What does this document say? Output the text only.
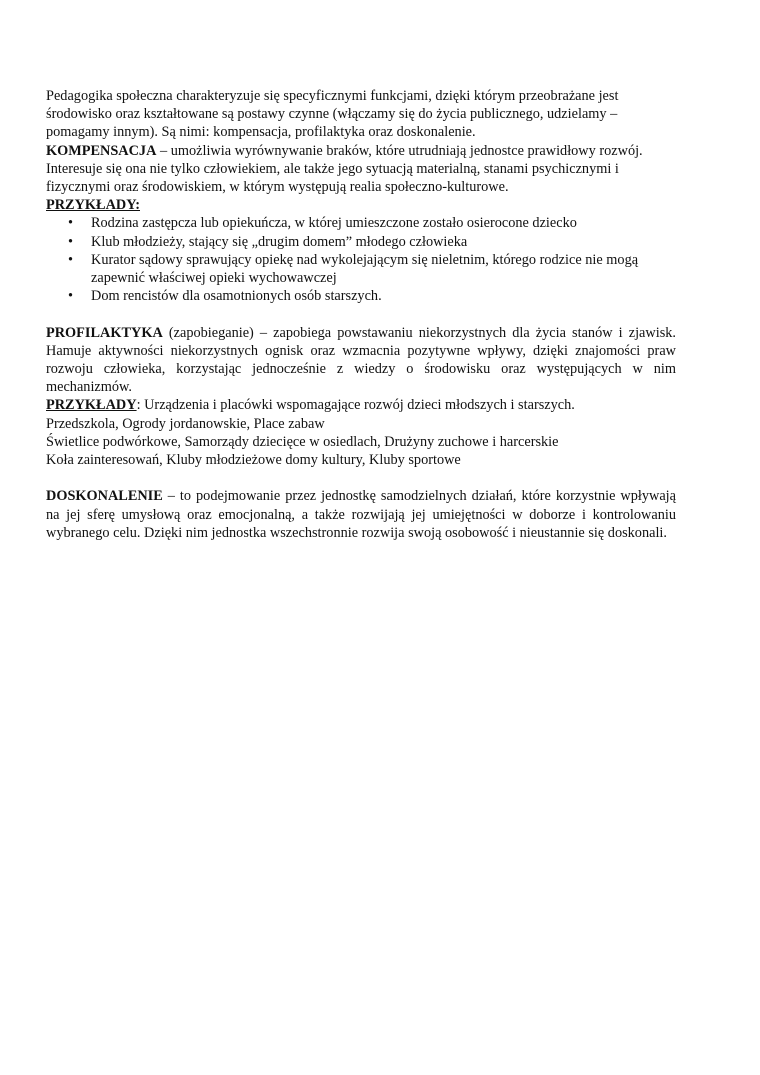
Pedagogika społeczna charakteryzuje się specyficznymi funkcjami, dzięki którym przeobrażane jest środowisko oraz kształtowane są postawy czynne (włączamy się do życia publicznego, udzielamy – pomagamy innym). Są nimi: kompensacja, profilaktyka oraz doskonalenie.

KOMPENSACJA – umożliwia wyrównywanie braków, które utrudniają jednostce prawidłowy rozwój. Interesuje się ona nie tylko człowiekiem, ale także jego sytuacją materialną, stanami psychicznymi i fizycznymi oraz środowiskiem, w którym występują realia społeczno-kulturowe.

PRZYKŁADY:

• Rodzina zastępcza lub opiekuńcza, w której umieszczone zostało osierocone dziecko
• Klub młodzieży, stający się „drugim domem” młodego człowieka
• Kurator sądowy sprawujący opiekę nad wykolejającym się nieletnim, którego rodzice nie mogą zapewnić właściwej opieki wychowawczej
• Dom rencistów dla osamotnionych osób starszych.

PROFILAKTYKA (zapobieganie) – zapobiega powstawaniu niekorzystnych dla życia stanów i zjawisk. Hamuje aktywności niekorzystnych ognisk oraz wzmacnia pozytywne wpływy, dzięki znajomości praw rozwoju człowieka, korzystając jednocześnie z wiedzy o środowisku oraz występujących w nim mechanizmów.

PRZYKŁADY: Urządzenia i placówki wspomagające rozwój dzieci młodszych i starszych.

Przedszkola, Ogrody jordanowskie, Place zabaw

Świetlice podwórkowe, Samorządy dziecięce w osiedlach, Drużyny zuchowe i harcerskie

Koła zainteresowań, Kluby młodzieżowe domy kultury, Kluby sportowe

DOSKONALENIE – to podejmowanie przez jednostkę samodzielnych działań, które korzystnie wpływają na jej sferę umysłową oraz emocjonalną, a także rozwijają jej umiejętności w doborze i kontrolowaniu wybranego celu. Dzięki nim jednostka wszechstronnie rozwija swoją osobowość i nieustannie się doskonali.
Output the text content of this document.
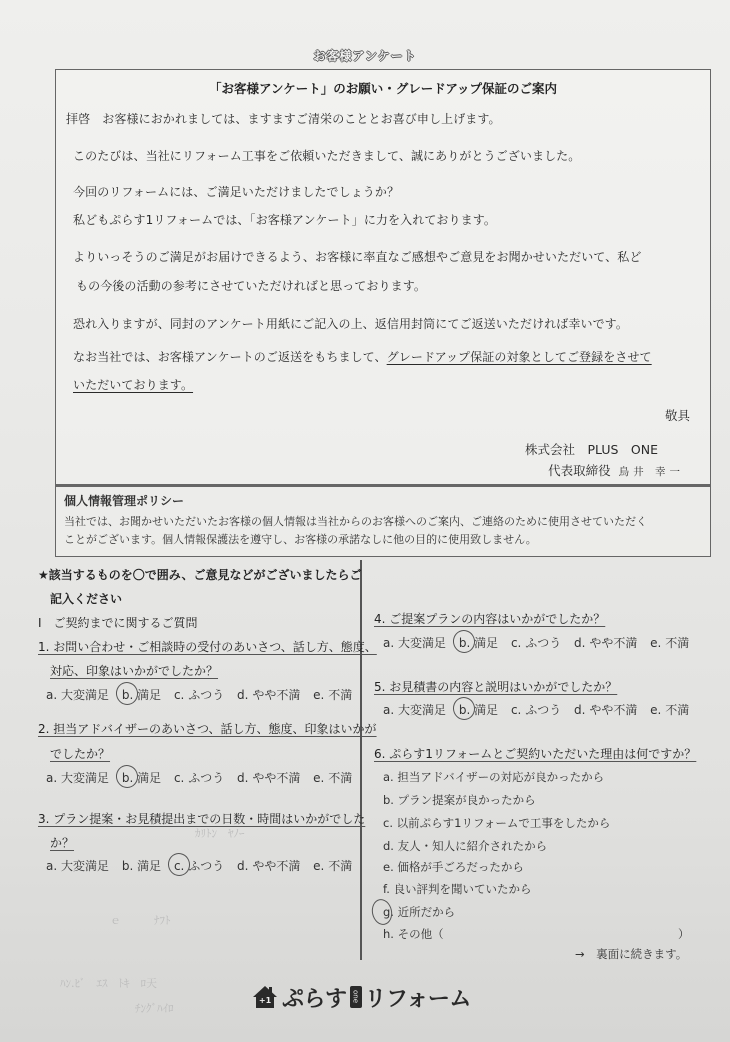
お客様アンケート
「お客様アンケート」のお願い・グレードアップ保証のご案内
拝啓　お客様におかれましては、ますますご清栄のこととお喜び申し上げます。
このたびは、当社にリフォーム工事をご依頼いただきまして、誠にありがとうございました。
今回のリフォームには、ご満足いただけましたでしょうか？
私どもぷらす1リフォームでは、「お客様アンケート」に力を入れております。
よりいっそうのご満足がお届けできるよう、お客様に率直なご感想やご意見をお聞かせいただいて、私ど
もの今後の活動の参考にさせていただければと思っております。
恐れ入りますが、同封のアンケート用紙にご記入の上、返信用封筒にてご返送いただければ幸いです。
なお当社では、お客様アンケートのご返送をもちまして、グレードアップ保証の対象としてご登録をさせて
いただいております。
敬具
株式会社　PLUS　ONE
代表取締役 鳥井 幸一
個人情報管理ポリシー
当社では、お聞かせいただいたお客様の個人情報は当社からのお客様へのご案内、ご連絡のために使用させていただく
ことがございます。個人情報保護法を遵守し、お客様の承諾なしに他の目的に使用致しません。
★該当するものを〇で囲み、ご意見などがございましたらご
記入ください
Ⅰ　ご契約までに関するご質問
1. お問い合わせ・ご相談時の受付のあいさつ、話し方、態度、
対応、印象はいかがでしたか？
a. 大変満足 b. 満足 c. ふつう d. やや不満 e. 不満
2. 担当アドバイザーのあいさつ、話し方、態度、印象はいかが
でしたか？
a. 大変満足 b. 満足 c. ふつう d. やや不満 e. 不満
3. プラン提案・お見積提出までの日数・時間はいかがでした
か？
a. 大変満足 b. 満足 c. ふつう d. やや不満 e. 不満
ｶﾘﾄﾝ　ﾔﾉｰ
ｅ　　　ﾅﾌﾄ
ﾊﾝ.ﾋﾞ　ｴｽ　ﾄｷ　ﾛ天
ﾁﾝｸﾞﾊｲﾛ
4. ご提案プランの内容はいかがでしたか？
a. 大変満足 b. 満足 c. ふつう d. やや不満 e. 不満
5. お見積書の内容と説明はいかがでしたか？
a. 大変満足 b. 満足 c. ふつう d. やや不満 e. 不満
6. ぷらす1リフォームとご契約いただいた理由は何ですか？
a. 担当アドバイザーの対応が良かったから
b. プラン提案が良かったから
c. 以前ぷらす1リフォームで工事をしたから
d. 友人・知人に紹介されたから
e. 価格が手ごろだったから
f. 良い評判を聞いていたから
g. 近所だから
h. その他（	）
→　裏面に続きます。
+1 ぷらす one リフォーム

PROBLEM » Return every line holding the word "text" from the records.

SOLVED PROBLEM »
What does this document say? Output the text only.
Output the text content of this document.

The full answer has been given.